> **Given task**: Tell how many lines have the string "following" in them, and write nothing besides the number.

> **Material to process**:
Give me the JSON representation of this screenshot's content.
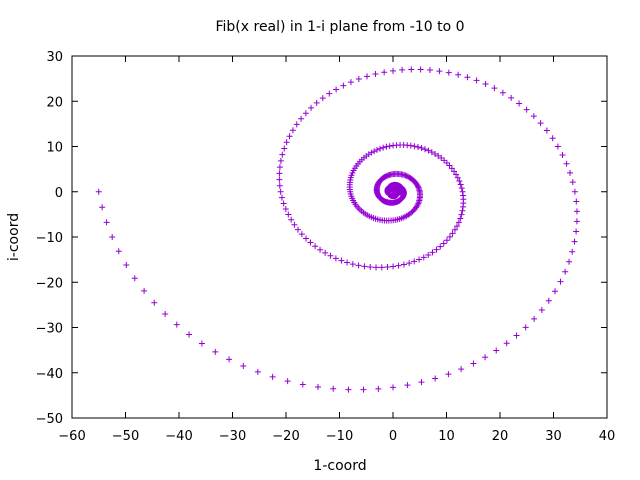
{
  "chart_data": {
    "type": "scatter",
    "title": "Fib(x real) in 1-i plane from -10 to 0",
    "xlabel": "1-coord",
    "ylabel": "i-coord",
    "xlim": [
      -60,
      40
    ],
    "ylim": [
      -50,
      30
    ],
    "xticks": [
      -60,
      -50,
      -40,
      -30,
      -20,
      -10,
      0,
      10,
      20,
      30,
      40
    ],
    "yticks": [
      -50,
      -40,
      -30,
      -20,
      -10,
      0,
      10,
      20,
      30
    ],
    "x_range": [
      -10,
      0
    ],
    "marker": "+",
    "color": "#9400d3",
    "grid": false,
    "legend": "none"
  }
}
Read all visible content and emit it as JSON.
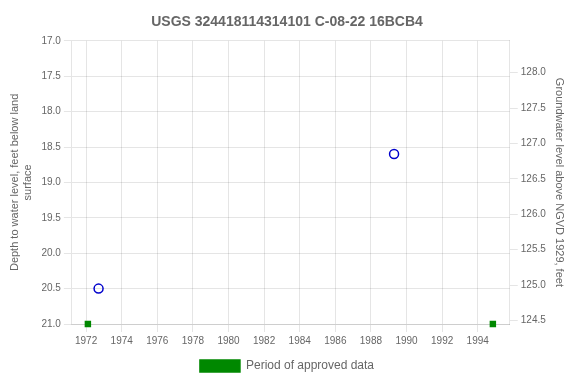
{
  "chart_data": {
    "type": "scatter",
    "title": "USGS 324418114314101 C-08-22 16BCB4",
    "y_label": "Depth to water level, feet below land\nsurface",
    "y2_label": "Groundwater level above NGVD 1929, feet",
    "series": [
      {
        "color": "#0000CC",
        "marker": "open_circle",
        "x": [
          1972.7,
          1989.3
        ],
        "values": [
          20.5,
          18.6
        ]
      },
      {
        "name": "Period of approved data",
        "color": "#008800",
        "marker": "square",
        "x": [
          1972.1,
          1994.85
        ],
        "values": [
          21.0,
          21.0
        ]
      }
    ],
    "xlim": [
      1971.2,
      1995.8
    ],
    "xticks": [
      1972,
      1974,
      1976,
      1978,
      1980,
      1982,
      1984,
      1986,
      1988,
      1990,
      1992,
      1994
    ],
    "ylim": [
      21.0,
      17.0
    ],
    "yticks": [
      {
        "value": 17,
        "label": "17.0"
      },
      17.5,
      {
        "value": 18,
        "label": "18.0"
      },
      18.5,
      {
        "value": 19,
        "label": "19.0"
      },
      19.5,
      {
        "value": 20,
        "label": "20.0"
      },
      20.5,
      {
        "value": 21,
        "label": "21.0"
      }
    ],
    "y2lim": [
      124.45,
      128.45
    ],
    "y2ticks": [
      124.5,
      {
        "value": 125,
        "label": "125.0"
      },
      125.5,
      {
        "value": 126,
        "label": "126.0"
      },
      126.5,
      {
        "value": 127,
        "label": "127.0"
      },
      127.5,
      {
        "value": 128,
        "label": "128.0"
      }
    ],
    "grid": true,
    "legend": "bottom"
  }
}
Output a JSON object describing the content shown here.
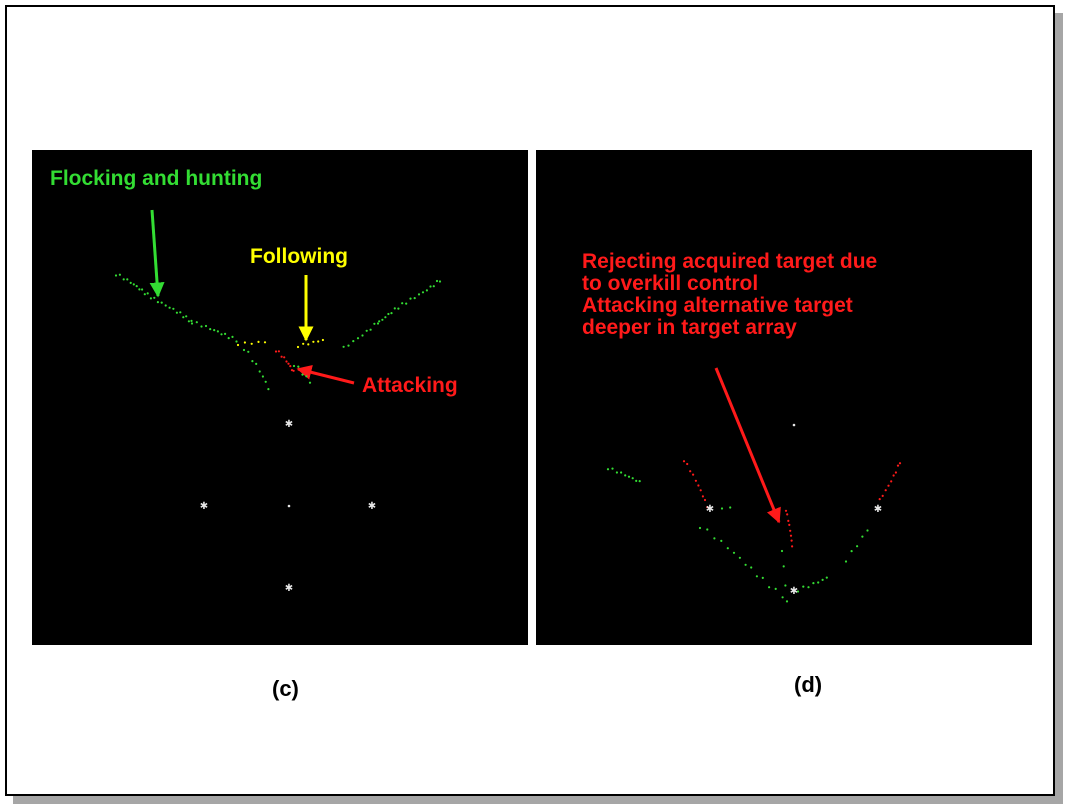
{
  "panels": [
    {
      "id": "c",
      "caption": "(c)",
      "labels": {
        "flocking": "Flocking and hunting",
        "following": "Following",
        "attacking": "Attacking"
      }
    },
    {
      "id": "d",
      "caption": "(d)",
      "labels": {
        "line1": "Rejecting acquired target due",
        "line2": "to overkill control",
        "line3": "Attacking alternative target",
        "line4": "deeper in target array"
      }
    }
  ],
  "colors": {
    "background": "#000000",
    "flocking": "#33dd33",
    "following": "#ffff00",
    "attacking": "#ff1a1a",
    "target": "#e6e6e6"
  }
}
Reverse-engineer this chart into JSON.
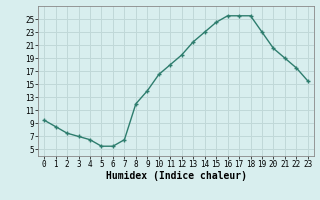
{
  "x": [
    0,
    1,
    2,
    3,
    4,
    5,
    6,
    7,
    8,
    9,
    10,
    11,
    12,
    13,
    14,
    15,
    16,
    17,
    18,
    19,
    20,
    21,
    22,
    23
  ],
  "y": [
    9.5,
    8.5,
    7.5,
    7.0,
    6.5,
    5.5,
    5.5,
    6.5,
    12.0,
    14.0,
    16.5,
    18.0,
    19.5,
    21.5,
    23.0,
    24.5,
    25.5,
    25.5,
    25.5,
    23.0,
    20.5,
    19.0,
    17.5,
    15.5
  ],
  "line_color": "#2e7d6e",
  "marker": "+",
  "bg_color": "#d8eeee",
  "grid_color": "#c0d8d8",
  "title": "",
  "xlabel": "Humidex (Indice chaleur)",
  "ylabel": "",
  "ylim": [
    4,
    27
  ],
  "xlim": [
    -0.5,
    23.5
  ],
  "yticks": [
    5,
    7,
    9,
    11,
    13,
    15,
    17,
    19,
    21,
    23,
    25
  ],
  "xticks": [
    0,
    1,
    2,
    3,
    4,
    5,
    6,
    7,
    8,
    9,
    10,
    11,
    12,
    13,
    14,
    15,
    16,
    17,
    18,
    19,
    20,
    21,
    22,
    23
  ],
  "tick_label_fontsize": 5.5,
  "xlabel_fontsize": 7.0,
  "linewidth": 1.0,
  "markersize": 3.5,
  "markeredgewidth": 1.0
}
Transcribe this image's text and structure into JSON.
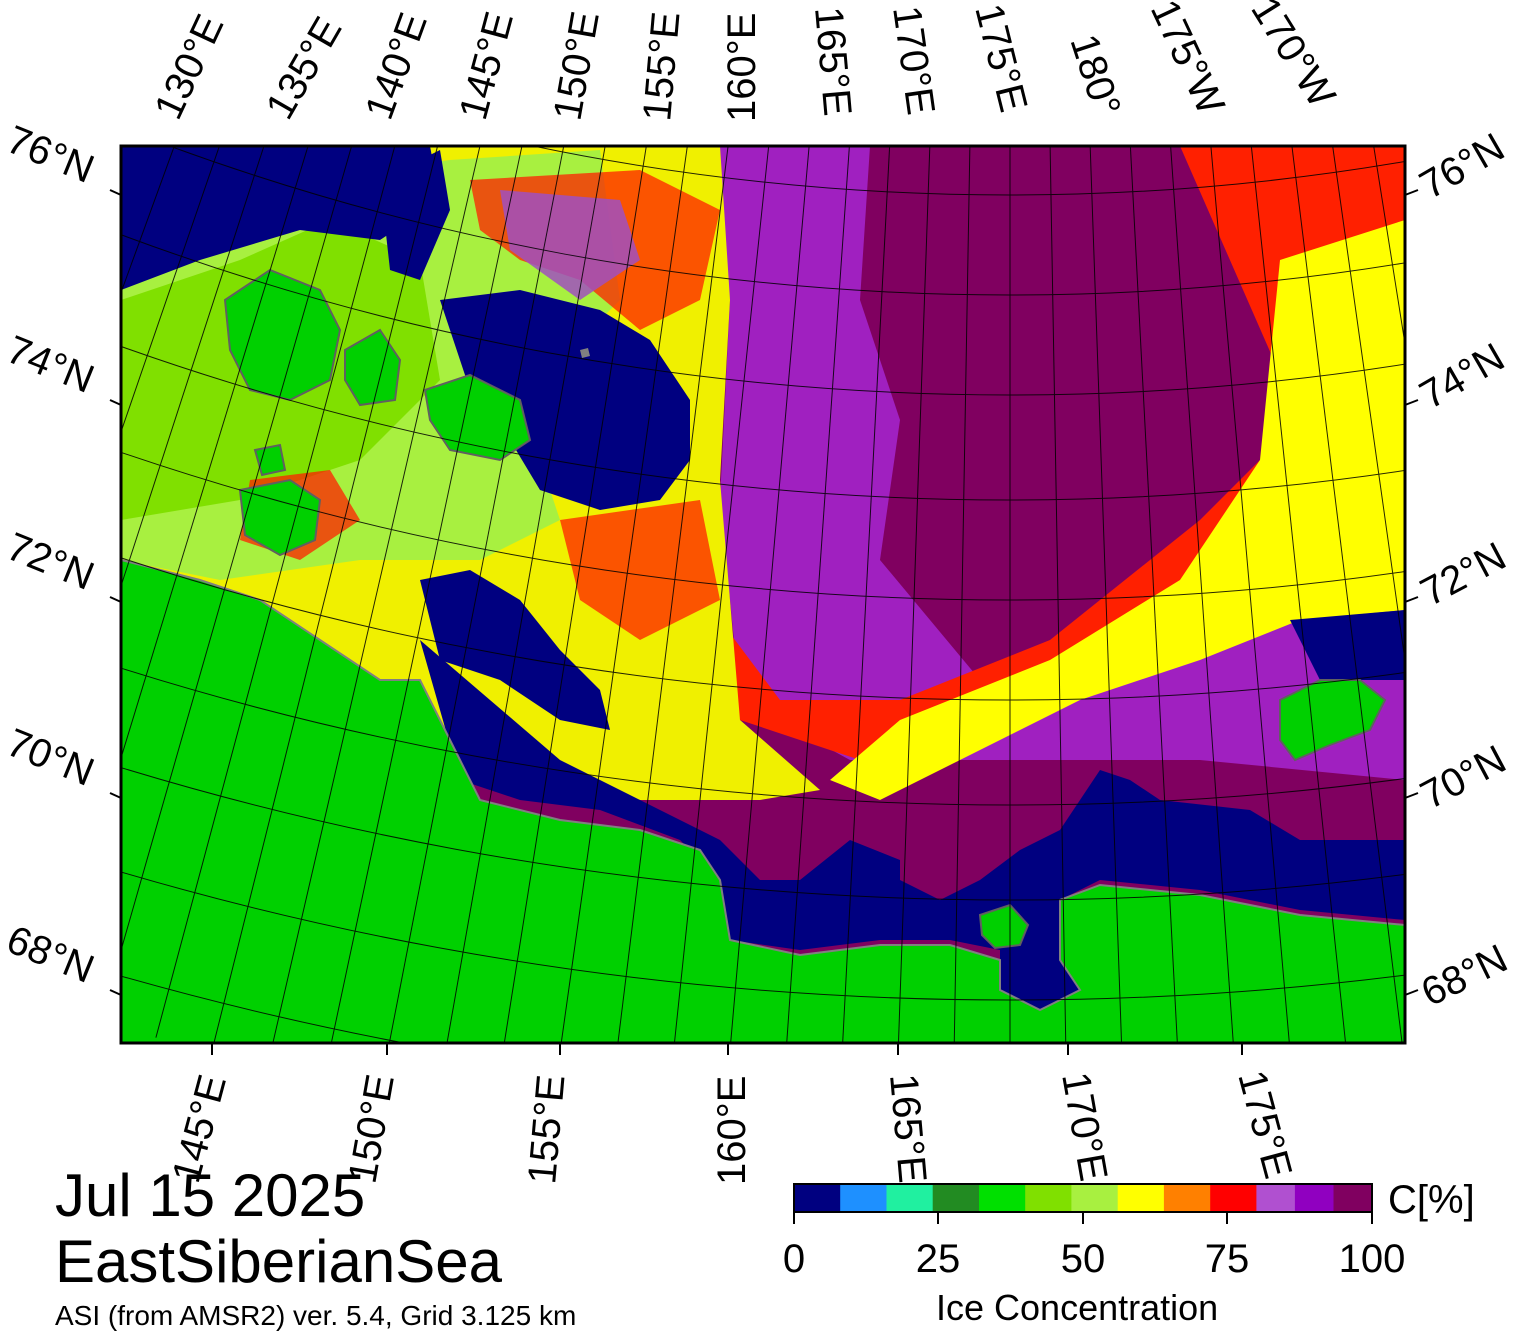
{
  "map": {
    "date": "Jul 15 2025",
    "region": "EastSiberianSea",
    "source": "ASI (from AMSR2) ver. 5.4,  Grid 3.125 km",
    "land_color": "#00d000",
    "water_color": "#000080",
    "coast_color": "#808080",
    "top_lon_labels": [
      "130°E",
      "135°E",
      "140°E",
      "145°E",
      "150°E",
      "155°E",
      "160°E",
      "165°E",
      "170°E",
      "175°E",
      "180°",
      "175°W",
      "170°W"
    ],
    "bottom_lon_labels": [
      "145°E",
      "150°E",
      "155°E",
      "160°E",
      "165°E",
      "170°E",
      "175°E"
    ],
    "left_lat_labels": [
      "76°N",
      "74°N",
      "72°N",
      "70°N",
      "68°N"
    ],
    "right_lat_labels": [
      "76°N",
      "74°N",
      "72°N",
      "70°N",
      "68°N"
    ]
  },
  "colorbar": {
    "title": "Ice Concentration",
    "unit": "C[%]",
    "tick_labels": [
      "0",
      "25",
      "50",
      "75",
      "100"
    ],
    "colors": [
      "#000080",
      "#1e90ff",
      "#20f0a0",
      "#228b22",
      "#00e000",
      "#80e000",
      "#a8f040",
      "#ffff00",
      "#ff8000",
      "#ff0000",
      "#b050d0",
      "#9000c0",
      "#800060"
    ]
  }
}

> **Output for this exercise**: 2